Dataset records:
══════════════════════════════
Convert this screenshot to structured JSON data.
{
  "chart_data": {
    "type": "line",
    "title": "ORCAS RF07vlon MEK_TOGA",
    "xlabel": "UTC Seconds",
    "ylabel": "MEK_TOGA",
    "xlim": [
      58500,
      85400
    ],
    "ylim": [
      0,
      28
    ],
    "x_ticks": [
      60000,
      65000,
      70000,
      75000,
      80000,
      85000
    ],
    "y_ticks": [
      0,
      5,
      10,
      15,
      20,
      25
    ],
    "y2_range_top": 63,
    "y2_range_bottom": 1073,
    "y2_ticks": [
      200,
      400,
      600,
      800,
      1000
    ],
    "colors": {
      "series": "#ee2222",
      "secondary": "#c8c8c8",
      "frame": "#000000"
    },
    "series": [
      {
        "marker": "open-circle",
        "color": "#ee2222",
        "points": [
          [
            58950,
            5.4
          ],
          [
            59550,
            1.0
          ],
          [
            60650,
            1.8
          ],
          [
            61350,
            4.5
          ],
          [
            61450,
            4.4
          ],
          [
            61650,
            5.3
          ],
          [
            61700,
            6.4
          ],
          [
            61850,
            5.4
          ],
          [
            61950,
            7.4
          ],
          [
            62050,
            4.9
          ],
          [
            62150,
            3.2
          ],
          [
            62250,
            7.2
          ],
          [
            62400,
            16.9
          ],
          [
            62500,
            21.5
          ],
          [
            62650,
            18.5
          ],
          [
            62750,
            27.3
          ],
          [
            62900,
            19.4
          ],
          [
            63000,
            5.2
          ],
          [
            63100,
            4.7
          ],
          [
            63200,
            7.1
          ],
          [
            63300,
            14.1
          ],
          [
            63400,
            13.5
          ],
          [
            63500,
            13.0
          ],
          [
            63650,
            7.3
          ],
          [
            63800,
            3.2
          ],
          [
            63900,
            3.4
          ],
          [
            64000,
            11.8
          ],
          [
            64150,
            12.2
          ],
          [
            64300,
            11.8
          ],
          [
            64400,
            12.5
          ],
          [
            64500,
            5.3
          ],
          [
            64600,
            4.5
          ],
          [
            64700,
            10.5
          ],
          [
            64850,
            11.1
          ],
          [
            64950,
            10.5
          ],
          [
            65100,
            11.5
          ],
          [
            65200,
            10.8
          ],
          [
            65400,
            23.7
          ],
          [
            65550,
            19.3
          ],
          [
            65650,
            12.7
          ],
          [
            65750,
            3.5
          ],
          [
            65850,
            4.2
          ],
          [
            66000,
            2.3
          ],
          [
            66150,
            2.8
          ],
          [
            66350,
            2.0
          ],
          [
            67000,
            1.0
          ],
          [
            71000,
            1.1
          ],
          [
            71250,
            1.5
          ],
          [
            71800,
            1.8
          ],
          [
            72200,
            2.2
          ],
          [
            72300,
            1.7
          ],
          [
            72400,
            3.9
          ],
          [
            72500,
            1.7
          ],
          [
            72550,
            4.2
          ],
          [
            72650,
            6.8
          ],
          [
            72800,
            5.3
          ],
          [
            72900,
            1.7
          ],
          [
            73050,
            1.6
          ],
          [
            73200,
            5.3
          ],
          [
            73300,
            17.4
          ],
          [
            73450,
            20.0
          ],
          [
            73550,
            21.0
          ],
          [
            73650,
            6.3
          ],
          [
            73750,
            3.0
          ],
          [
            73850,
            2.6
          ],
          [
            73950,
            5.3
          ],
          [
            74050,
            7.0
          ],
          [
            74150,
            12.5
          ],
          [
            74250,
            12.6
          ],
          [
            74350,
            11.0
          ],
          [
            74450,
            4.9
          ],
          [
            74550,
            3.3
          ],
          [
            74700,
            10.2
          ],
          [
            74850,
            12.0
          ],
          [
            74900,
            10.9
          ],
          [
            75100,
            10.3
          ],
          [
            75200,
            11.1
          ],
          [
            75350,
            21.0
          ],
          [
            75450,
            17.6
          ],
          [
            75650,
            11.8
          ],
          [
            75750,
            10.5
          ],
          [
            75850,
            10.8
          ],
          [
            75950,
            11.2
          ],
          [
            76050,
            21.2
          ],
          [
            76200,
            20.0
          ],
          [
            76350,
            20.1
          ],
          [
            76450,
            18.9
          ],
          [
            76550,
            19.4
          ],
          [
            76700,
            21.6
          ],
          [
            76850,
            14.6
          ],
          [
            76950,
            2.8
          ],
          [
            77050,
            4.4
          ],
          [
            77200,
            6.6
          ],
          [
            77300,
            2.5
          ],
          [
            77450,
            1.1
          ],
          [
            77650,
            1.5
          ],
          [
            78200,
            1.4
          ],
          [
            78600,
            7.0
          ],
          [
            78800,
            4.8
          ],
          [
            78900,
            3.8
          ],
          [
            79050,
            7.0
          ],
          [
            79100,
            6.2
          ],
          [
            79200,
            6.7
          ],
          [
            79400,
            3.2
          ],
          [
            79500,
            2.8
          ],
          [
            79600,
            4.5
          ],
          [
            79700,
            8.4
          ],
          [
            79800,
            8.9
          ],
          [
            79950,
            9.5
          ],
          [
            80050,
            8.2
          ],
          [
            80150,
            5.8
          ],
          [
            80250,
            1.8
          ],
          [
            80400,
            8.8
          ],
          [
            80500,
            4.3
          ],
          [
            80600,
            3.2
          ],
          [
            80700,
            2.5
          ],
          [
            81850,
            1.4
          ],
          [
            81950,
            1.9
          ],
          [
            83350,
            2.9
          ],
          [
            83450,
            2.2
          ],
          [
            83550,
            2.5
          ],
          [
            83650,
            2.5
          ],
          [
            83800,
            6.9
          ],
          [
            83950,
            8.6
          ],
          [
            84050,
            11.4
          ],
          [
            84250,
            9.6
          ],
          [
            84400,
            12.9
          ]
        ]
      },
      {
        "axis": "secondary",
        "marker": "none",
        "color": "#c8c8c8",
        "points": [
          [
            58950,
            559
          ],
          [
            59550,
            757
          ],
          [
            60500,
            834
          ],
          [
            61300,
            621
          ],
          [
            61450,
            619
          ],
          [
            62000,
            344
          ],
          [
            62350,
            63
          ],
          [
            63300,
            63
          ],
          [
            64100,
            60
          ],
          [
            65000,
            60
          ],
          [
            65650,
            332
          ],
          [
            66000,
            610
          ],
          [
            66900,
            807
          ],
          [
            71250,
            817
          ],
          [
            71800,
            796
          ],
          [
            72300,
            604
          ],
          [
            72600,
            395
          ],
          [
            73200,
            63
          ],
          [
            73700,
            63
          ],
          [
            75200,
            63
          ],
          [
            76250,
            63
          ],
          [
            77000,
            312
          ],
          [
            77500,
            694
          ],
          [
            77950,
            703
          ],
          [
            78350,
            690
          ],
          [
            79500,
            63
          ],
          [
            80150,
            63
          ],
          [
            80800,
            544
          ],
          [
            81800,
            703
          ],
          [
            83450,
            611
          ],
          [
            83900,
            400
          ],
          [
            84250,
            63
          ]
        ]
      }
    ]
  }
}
══════════════════════════════
Copy every line of the records word for word.

_SOLVED PROBLEM_
Convert this screenshot to structured JSON data.
{
  "chart_data": {
    "type": "line",
    "title": "ORCAS RF07vlon MEK_TOGA",
    "xlabel": "UTC Seconds",
    "ylabel": "MEK_TOGA",
    "xlim": [
      58500,
      85400
    ],
    "ylim": [
      0,
      28
    ],
    "x_ticks": [
      60000,
      65000,
      70000,
      75000,
      80000,
      85000
    ],
    "y_ticks": [
      0,
      5,
      10,
      15,
      20,
      25
    ],
    "y2_range_top": 63,
    "y2_range_bottom": 1073,
    "y2_ticks": [
      200,
      400,
      600,
      800,
      1000
    ],
    "colors": {
      "series": "#ee2222",
      "secondary": "#c8c8c8",
      "frame": "#000000"
    },
    "series": [
      {
        "marker": "open-circle",
        "color": "#ee2222",
        "points": [
          [
            58950,
            5.4
          ],
          [
            59550,
            1.0
          ],
          [
            60650,
            1.8
          ],
          [
            61350,
            4.5
          ],
          [
            61450,
            4.4
          ],
          [
            61650,
            5.3
          ],
          [
            61700,
            6.4
          ],
          [
            61850,
            5.4
          ],
          [
            61950,
            7.4
          ],
          [
            62050,
            4.9
          ],
          [
            62150,
            3.2
          ],
          [
            62250,
            7.2
          ],
          [
            62400,
            16.9
          ],
          [
            62500,
            21.5
          ],
          [
            62650,
            18.5
          ],
          [
            62750,
            27.3
          ],
          [
            62900,
            19.4
          ],
          [
            63000,
            5.2
          ],
          [
            63100,
            4.7
          ],
          [
            63200,
            7.1
          ],
          [
            63300,
            14.1
          ],
          [
            63400,
            13.5
          ],
          [
            63500,
            13.0
          ],
          [
            63650,
            7.3
          ],
          [
            63800,
            3.2
          ],
          [
            63900,
            3.4
          ],
          [
            64000,
            11.8
          ],
          [
            64150,
            12.2
          ],
          [
            64300,
            11.8
          ],
          [
            64400,
            12.5
          ],
          [
            64500,
            5.3
          ],
          [
            64600,
            4.5
          ],
          [
            64700,
            10.5
          ],
          [
            64850,
            11.1
          ],
          [
            64950,
            10.5
          ],
          [
            65100,
            11.5
          ],
          [
            65200,
            10.8
          ],
          [
            65400,
            23.7
          ],
          [
            65550,
            19.3
          ],
          [
            65650,
            12.7
          ],
          [
            65750,
            3.5
          ],
          [
            65850,
            4.2
          ],
          [
            66000,
            2.3
          ],
          [
            66150,
            2.8
          ],
          [
            66350,
            2.0
          ],
          [
            67000,
            1.0
          ],
          [
            71000,
            1.1
          ],
          [
            71250,
            1.5
          ],
          [
            71800,
            1.8
          ],
          [
            72200,
            2.2
          ],
          [
            72300,
            1.7
          ],
          [
            72400,
            3.9
          ],
          [
            72500,
            1.7
          ],
          [
            72550,
            4.2
          ],
          [
            72650,
            6.8
          ],
          [
            72800,
            5.3
          ],
          [
            72900,
            1.7
          ],
          [
            73050,
            1.6
          ],
          [
            73200,
            5.3
          ],
          [
            73300,
            17.4
          ],
          [
            73450,
            20.0
          ],
          [
            73550,
            21.0
          ],
          [
            73650,
            6.3
          ],
          [
            73750,
            3.0
          ],
          [
            73850,
            2.6
          ],
          [
            73950,
            5.3
          ],
          [
            74050,
            7.0
          ],
          [
            74150,
            12.5
          ],
          [
            74250,
            12.6
          ],
          [
            74350,
            11.0
          ],
          [
            74450,
            4.9
          ],
          [
            74550,
            3.3
          ],
          [
            74700,
            10.2
          ],
          [
            74850,
            12.0
          ],
          [
            74900,
            10.9
          ],
          [
            75100,
            10.3
          ],
          [
            75200,
            11.1
          ],
          [
            75350,
            21.0
          ],
          [
            75450,
            17.6
          ],
          [
            75650,
            11.8
          ],
          [
            75750,
            10.5
          ],
          [
            75850,
            10.8
          ],
          [
            75950,
            11.2
          ],
          [
            76050,
            21.2
          ],
          [
            76200,
            20.0
          ],
          [
            76350,
            20.1
          ],
          [
            76450,
            18.9
          ],
          [
            76550,
            19.4
          ],
          [
            76700,
            21.6
          ],
          [
            76850,
            14.6
          ],
          [
            76950,
            2.8
          ],
          [
            77050,
            4.4
          ],
          [
            77200,
            6.6
          ],
          [
            77300,
            2.5
          ],
          [
            77450,
            1.1
          ],
          [
            77650,
            1.5
          ],
          [
            78200,
            1.4
          ],
          [
            78600,
            7.0
          ],
          [
            78800,
            4.8
          ],
          [
            78900,
            3.8
          ],
          [
            79050,
            7.0
          ],
          [
            79100,
            6.2
          ],
          [
            79200,
            6.7
          ],
          [
            79400,
            3.2
          ],
          [
            79500,
            2.8
          ],
          [
            79600,
            4.5
          ],
          [
            79700,
            8.4
          ],
          [
            79800,
            8.9
          ],
          [
            79950,
            9.5
          ],
          [
            80050,
            8.2
          ],
          [
            80150,
            5.8
          ],
          [
            80250,
            1.8
          ],
          [
            80400,
            8.8
          ],
          [
            80500,
            4.3
          ],
          [
            80600,
            3.2
          ],
          [
            80700,
            2.5
          ],
          [
            81850,
            1.4
          ],
          [
            81950,
            1.9
          ],
          [
            83350,
            2.9
          ],
          [
            83450,
            2.2
          ],
          [
            83550,
            2.5
          ],
          [
            83650,
            2.5
          ],
          [
            83800,
            6.9
          ],
          [
            83950,
            8.6
          ],
          [
            84050,
            11.4
          ],
          [
            84250,
            9.6
          ],
          [
            84400,
            12.9
          ]
        ]
      },
      {
        "axis": "secondary",
        "marker": "none",
        "color": "#c8c8c8",
        "points": [
          [
            58950,
            559
          ],
          [
            59550,
            757
          ],
          [
            60500,
            834
          ],
          [
            61300,
            621
          ],
          [
            61450,
            619
          ],
          [
            62000,
            344
          ],
          [
            62350,
            63
          ],
          [
            63300,
            63
          ],
          [
            64100,
            60
          ],
          [
            65000,
            60
          ],
          [
            65650,
            332
          ],
          [
            66000,
            610
          ],
          [
            66900,
            807
          ],
          [
            71250,
            817
          ],
          [
            71800,
            796
          ],
          [
            72300,
            604
          ],
          [
            72600,
            395
          ],
          [
            73200,
            63
          ],
          [
            73700,
            63
          ],
          [
            75200,
            63
          ],
          [
            76250,
            63
          ],
          [
            77000,
            312
          ],
          [
            77500,
            694
          ],
          [
            77950,
            703
          ],
          [
            78350,
            690
          ],
          [
            79500,
            63
          ],
          [
            80150,
            63
          ],
          [
            80800,
            544
          ],
          [
            81800,
            703
          ],
          [
            83450,
            611
          ],
          [
            83900,
            400
          ],
          [
            84250,
            63
          ]
        ]
      }
    ]
  }
}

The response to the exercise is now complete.